+++ DATA PROVIDED
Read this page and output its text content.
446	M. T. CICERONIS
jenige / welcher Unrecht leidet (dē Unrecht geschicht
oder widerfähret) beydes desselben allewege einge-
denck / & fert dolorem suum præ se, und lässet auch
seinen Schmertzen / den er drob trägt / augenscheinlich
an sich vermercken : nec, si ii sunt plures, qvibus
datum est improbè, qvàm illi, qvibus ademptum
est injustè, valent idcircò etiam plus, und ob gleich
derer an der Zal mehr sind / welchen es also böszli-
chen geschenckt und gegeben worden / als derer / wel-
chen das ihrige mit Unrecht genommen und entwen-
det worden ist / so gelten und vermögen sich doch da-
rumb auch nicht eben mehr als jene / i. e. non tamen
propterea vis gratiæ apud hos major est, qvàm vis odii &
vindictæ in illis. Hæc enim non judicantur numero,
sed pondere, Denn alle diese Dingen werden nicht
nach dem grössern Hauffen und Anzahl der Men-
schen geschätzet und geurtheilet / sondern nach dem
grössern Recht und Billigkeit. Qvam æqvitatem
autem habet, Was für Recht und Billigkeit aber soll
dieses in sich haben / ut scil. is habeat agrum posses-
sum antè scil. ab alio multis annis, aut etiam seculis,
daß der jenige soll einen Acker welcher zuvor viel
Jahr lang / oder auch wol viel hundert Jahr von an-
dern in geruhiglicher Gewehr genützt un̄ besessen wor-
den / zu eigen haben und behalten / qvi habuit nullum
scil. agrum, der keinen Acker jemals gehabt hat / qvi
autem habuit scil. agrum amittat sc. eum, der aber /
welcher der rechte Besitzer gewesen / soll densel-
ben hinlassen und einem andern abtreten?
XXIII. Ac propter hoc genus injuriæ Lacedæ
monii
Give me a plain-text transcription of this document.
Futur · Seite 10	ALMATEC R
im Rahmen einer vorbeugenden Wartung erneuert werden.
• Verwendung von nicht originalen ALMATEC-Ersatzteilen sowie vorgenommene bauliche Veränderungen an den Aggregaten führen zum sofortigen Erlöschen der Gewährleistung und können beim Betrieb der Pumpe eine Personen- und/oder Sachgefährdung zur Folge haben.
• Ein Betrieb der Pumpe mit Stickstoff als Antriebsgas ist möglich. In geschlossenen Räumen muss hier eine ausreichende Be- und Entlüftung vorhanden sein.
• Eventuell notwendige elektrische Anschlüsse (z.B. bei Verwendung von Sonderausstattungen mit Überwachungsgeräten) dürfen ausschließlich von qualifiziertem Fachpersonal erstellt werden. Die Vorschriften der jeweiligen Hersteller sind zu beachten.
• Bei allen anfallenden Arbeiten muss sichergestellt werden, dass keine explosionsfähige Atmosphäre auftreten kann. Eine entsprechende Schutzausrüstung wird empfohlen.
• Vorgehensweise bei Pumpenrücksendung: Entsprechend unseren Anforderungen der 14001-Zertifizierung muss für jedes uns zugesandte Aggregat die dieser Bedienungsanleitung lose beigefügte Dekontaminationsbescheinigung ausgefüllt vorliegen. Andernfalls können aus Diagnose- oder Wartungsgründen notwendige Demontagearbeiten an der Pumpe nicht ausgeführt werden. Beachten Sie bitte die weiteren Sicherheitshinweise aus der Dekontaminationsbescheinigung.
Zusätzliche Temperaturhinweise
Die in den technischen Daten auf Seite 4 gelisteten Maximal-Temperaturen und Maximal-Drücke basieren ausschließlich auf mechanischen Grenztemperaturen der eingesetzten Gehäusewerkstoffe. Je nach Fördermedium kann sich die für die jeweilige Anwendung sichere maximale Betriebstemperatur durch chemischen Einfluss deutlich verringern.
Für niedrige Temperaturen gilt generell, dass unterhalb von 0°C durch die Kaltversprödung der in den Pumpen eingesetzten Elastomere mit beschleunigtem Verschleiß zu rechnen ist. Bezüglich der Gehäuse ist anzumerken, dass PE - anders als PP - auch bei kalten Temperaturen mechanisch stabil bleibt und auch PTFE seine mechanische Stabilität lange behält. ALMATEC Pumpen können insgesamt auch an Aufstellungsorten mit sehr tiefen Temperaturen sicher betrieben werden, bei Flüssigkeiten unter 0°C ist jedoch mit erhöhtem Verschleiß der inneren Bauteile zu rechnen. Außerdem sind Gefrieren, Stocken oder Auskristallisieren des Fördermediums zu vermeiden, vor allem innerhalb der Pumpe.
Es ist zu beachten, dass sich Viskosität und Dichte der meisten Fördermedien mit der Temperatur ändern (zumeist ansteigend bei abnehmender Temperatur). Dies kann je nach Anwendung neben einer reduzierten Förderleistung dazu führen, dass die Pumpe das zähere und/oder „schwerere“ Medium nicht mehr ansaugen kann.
++++++
> **TASK DETAILS**
Copy out the full set of records precisely, leaving nothing out.

> **SOLUTION TO THE PROBLEM**
Read this page and output its text content.
446	M. T. CICERONIS
jenige / welcher Unrecht leidet (dē Unrecht geschicht
oder widerfähret) beydes desselben allewege einge-
denck / & fert dolorem suum præ se, und lässet auch
seinen Schmertzen / den er drob trägt / augenscheinlich
an sich vermercken : nec, si ii sunt plures, qvibus
datum est improbè, qvàm illi, qvibus ademptum
est injustè, valent idcircò etiam plus, und ob gleich
derer an der Zal mehr sind / welchen es also böszli-
chen geschenckt und gegeben worden / als derer / wel-
chen das ihrige mit Unrecht genommen und entwen-
det worden ist / so gelten und vermögen sich doch da-
rumb auch nicht eben mehr als jene / i. e. non tamen
propterea vis gratiæ apud hos major est, qvàm vis odii &
vindictæ in illis. Hæc enim non judicantur numero,
sed pondere, Denn alle diese Dingen werden nicht
nach dem grössern Hauffen und Anzahl der Men-
schen geschätzet und geurtheilet / sondern nach dem
grössern Recht und Billigkeit. Qvam æqvitatem
autem habet, Was für Recht und Billigkeit aber soll
dieses in sich haben / ut scil. is habeat agrum posses-
sum antè scil. ab alio multis annis, aut etiam seculis,
daß der jenige soll einen Acker welcher zuvor viel
Jahr lang / oder auch wol viel hundert Jahr von an-
dern in geruhiglicher Gewehr genützt un̄ besessen wor-
den / zu eigen haben und behalten / qvi habuit nullum
scil. agrum, der keinen Acker jemals gehabt hat / qvi
autem habuit scil. agrum amittat sc. eum, der aber /
welcher der rechte Besitzer gewesen / soll densel-
ben hinlassen und einem andern abtreten?
XXIII. Ac propter hoc genus injuriæ Lacedæ
monii
Give me a plain-text transcription of this document.
Futur · Seite 10	ALMATEC R
im Rahmen einer vorbeugenden Wartung erneuert werden.
• Verwendung von nicht originalen ALMATEC-Ersatzteilen sowie vorgenommene bauliche Veränderungen an den Aggregaten führen zum sofortigen Erlöschen der Gewährleistung und können beim Betrieb der Pumpe eine Personen- und/oder Sachgefährdung zur Folge haben.
• Ein Betrieb der Pumpe mit Stickstoff als Antriebsgas ist möglich. In geschlossenen Räumen muss hier eine ausreichende Be- und Entlüftung vorhanden sein.
• Eventuell notwendige elektrische Anschlüsse (z.B. bei Verwendung von Sonderausstattungen mit Überwachungsgeräten) dürfen ausschließlich von qualifiziertem Fachpersonal erstellt werden. Die Vorschriften der jeweiligen Hersteller sind zu beachten.
• Bei allen anfallenden Arbeiten muss sichergestellt werden, dass keine explosionsfähige Atmosphäre auftreten kann. Eine entsprechende Schutzausrüstung wird empfohlen.
• Vorgehensweise bei Pumpenrücksendung: Entsprechend unseren Anforderungen der 14001-Zertifizierung muss für jedes uns zugesandte Aggregat die dieser Bedienungsanleitung lose beigefügte Dekontaminationsbescheinigung ausgefüllt vorliegen. Andernfalls können aus Diagnose- oder Wartungsgründen notwendige Demontagearbeiten an der Pumpe nicht ausgeführt werden. Beachten Sie bitte die weiteren Sicherheitshinweise aus der Dekontaminationsbescheinigung.
Zusätzliche Temperaturhinweise
Die in den technischen Daten auf Seite 4 gelisteten Maximal-Temperaturen und Maximal-Drücke basieren ausschließlich auf mechanischen Grenztemperaturen der eingesetzten Gehäusewerkstoffe. Je nach Fördermedium kann sich die für die jeweilige Anwendung sichere maximale Betriebstemperatur durch chemischen Einfluss deutlich verringern.
Für niedrige Temperaturen gilt generell, dass unterhalb von 0°C durch die Kaltversprödung der in den Pumpen eingesetzten Elastomere mit beschleunigtem Verschleiß zu rechnen ist. Bezüglich der Gehäuse ist anzumerken, dass PE - anders als PP - auch bei kalten Temperaturen mechanisch stabil bleibt und auch PTFE seine mechanische Stabilität lange behält. ALMATEC Pumpen können insgesamt auch an Aufstellungsorten mit sehr tiefen Temperaturen sicher betrieben werden, bei Flüssigkeiten unter 0°C ist jedoch mit erhöhtem Verschleiß der inneren Bauteile zu rechnen. Außerdem sind Gefrieren, Stocken oder Auskristallisieren des Fördermediums zu vermeiden, vor allem innerhalb der Pumpe.
Es ist zu beachten, dass sich Viskosität und Dichte der meisten Fördermedien mit der Temperatur ändern (zumeist ansteigend bei abnehmender Temperatur). Dies kann je nach Anwendung neben einer reduzierten Förderleistung dazu führen, dass die Pumpe das zähere und/oder „schwerere“ Medium nicht mehr ansaugen kann.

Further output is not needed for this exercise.